→ JOB:
Write out every entry exactly as it stands.

[Entries taken from a collection]
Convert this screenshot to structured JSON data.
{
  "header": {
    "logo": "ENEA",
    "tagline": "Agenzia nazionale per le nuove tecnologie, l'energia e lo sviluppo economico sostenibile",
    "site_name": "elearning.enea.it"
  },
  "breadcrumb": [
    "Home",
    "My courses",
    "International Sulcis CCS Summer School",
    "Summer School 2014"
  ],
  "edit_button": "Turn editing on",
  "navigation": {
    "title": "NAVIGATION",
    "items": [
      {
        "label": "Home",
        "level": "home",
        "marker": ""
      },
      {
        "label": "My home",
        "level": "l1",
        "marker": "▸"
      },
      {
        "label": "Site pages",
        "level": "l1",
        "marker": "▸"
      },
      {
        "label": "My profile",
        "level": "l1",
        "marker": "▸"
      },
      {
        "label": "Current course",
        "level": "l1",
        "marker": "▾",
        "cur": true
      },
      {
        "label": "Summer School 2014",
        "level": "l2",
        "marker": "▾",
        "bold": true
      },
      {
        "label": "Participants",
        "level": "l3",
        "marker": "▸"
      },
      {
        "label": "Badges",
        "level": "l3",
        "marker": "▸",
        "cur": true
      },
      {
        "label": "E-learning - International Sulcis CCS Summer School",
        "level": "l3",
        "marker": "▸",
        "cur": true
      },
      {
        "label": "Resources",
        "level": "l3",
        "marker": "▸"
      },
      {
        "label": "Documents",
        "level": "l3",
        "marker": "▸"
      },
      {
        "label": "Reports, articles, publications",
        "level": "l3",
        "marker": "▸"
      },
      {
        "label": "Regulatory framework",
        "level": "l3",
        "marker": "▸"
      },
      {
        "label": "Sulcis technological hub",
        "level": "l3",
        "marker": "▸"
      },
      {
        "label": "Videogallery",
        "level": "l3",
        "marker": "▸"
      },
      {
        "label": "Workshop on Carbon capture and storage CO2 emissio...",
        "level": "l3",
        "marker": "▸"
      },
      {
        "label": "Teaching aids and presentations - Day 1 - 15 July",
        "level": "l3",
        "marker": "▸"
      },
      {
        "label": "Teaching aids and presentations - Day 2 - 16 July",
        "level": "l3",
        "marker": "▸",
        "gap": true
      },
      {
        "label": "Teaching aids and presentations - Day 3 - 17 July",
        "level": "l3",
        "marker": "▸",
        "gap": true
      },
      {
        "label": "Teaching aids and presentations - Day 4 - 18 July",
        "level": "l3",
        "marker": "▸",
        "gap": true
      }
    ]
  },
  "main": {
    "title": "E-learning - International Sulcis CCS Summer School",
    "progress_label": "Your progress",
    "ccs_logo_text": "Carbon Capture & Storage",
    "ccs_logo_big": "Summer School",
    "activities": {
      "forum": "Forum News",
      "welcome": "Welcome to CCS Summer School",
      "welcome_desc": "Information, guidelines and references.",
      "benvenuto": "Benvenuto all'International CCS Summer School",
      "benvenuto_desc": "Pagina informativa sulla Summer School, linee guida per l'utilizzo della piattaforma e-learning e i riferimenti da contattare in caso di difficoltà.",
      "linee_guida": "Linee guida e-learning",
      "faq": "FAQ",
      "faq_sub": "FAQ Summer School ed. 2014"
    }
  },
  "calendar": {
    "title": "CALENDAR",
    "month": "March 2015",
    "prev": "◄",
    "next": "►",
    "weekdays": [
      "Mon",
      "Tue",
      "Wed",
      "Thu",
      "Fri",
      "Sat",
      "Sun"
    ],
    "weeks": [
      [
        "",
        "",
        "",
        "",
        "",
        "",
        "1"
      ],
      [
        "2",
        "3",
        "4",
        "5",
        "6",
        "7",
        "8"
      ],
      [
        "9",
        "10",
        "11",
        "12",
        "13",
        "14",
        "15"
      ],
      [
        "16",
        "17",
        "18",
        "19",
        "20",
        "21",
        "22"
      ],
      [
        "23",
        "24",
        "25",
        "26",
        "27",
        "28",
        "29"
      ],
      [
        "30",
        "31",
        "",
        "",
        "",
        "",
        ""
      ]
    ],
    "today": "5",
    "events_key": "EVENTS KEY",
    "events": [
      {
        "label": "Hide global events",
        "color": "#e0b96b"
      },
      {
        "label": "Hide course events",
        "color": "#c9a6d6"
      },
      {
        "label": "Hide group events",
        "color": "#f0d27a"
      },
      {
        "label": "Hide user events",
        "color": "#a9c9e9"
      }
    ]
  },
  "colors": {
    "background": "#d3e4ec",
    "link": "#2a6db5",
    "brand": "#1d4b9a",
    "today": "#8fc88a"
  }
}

→ ANSWER BELOW:
Convert this screenshot to structured JSON data.
{
  "header": {
    "logo": "ENEA",
    "tagline": "Agenzia nazionale per le nuove tecnologie, l'energia e lo sviluppo economico sostenibile",
    "site_name": "elearning.enea.it"
  },
  "breadcrumb": [
    "Home",
    "My courses",
    "International Sulcis CCS Summer School",
    "Summer School 2014"
  ],
  "edit_button": "Turn editing on",
  "navigation": {
    "title": "NAVIGATION",
    "items": [
      {
        "label": "Home",
        "level": "home",
        "marker": ""
      },
      {
        "label": "My home",
        "level": "l1",
        "marker": "▸"
      },
      {
        "label": "Site pages",
        "level": "l1",
        "marker": "▸"
      },
      {
        "label": "My profile",
        "level": "l1",
        "marker": "▸"
      },
      {
        "label": "Current course",
        "level": "l1",
        "marker": "▾",
        "cur": true
      },
      {
        "label": "Summer School 2014",
        "level": "l2",
        "marker": "▾",
        "bold": true
      },
      {
        "label": "Participants",
        "level": "l3",
        "marker": "▸"
      },
      {
        "label": "Badges",
        "level": "l3",
        "marker": "▸",
        "cur": true
      },
      {
        "label": "E-learning - International Sulcis CCS Summer School",
        "level": "l3",
        "marker": "▸",
        "cur": true
      },
      {
        "label": "Resources",
        "level": "l3",
        "marker": "▸"
      },
      {
        "label": "Documents",
        "level": "l3",
        "marker": "▸"
      },
      {
        "label": "Reports, articles, publications",
        "level": "l3",
        "marker": "▸"
      },
      {
        "label": "Regulatory framework",
        "level": "l3",
        "marker": "▸"
      },
      {
        "label": "Sulcis technological hub",
        "level": "l3",
        "marker": "▸"
      },
      {
        "label": "Videogallery",
        "level": "l3",
        "marker": "▸"
      },
      {
        "label": "Workshop on Carbon capture and storage CO2 emissio...",
        "level": "l3",
        "marker": "▸"
      },
      {
        "label": "Teaching aids and presentations - Day 1 - 15 July",
        "level": "l3",
        "marker": "▸"
      },
      {
        "label": "Teaching aids and presentations - Day 2 - 16 July",
        "level": "l3",
        "marker": "▸",
        "gap": true
      },
      {
        "label": "Teaching aids and presentations - Day 3 - 17 July",
        "level": "l3",
        "marker": "▸",
        "gap": true
      },
      {
        "label": "Teaching aids and presentations - Day 4 - 18 July",
        "level": "l3",
        "marker": "▸",
        "gap": true
      }
    ]
  },
  "main": {
    "title": "E-learning - International Sulcis CCS Summer School",
    "progress_label": "Your progress",
    "ccs_logo_text": "Carbon Capture & Storage",
    "ccs_logo_big": "Summer School",
    "activities": {
      "forum": "Forum News",
      "welcome": "Welcome to CCS Summer School",
      "welcome_desc": "Information, guidelines and references.",
      "benvenuto": "Benvenuto all'International CCS Summer School",
      "benvenuto_desc": "Pagina informativa sulla Summer School, linee guida per l'utilizzo della piattaforma e-learning e i riferimenti da contattare in caso di difficoltà.",
      "linee_guida": "Linee guida e-learning",
      "faq": "FAQ",
      "faq_sub": "FAQ Summer School ed. 2014"
    }
  },
  "calendar": {
    "title": "CALENDAR",
    "month": "March 2015",
    "prev": "◄",
    "next": "►",
    "weekdays": [
      "Mon",
      "Tue",
      "Wed",
      "Thu",
      "Fri",
      "Sat",
      "Sun"
    ],
    "weeks": [
      [
        "",
        "",
        "",
        "",
        "",
        "",
        "1"
      ],
      [
        "2",
        "3",
        "4",
        "5",
        "6",
        "7",
        "8"
      ],
      [
        "9",
        "10",
        "11",
        "12",
        "13",
        "14",
        "15"
      ],
      [
        "16",
        "17",
        "18",
        "19",
        "20",
        "21",
        "22"
      ],
      [
        "23",
        "24",
        "25",
        "26",
        "27",
        "28",
        "29"
      ],
      [
        "30",
        "31",
        "",
        "",
        "",
        "",
        ""
      ]
    ],
    "today": "5",
    "events_key": "EVENTS KEY",
    "events": [
      {
        "label": "Hide global events",
        "color": "#e0b96b"
      },
      {
        "label": "Hide course events",
        "color": "#c9a6d6"
      },
      {
        "label": "Hide group events",
        "color": "#f0d27a"
      },
      {
        "label": "Hide user events",
        "color": "#a9c9e9"
      }
    ]
  },
  "colors": {
    "background": "#d3e4ec",
    "link": "#2a6db5",
    "brand": "#1d4b9a",
    "today": "#8fc88a"
  }
}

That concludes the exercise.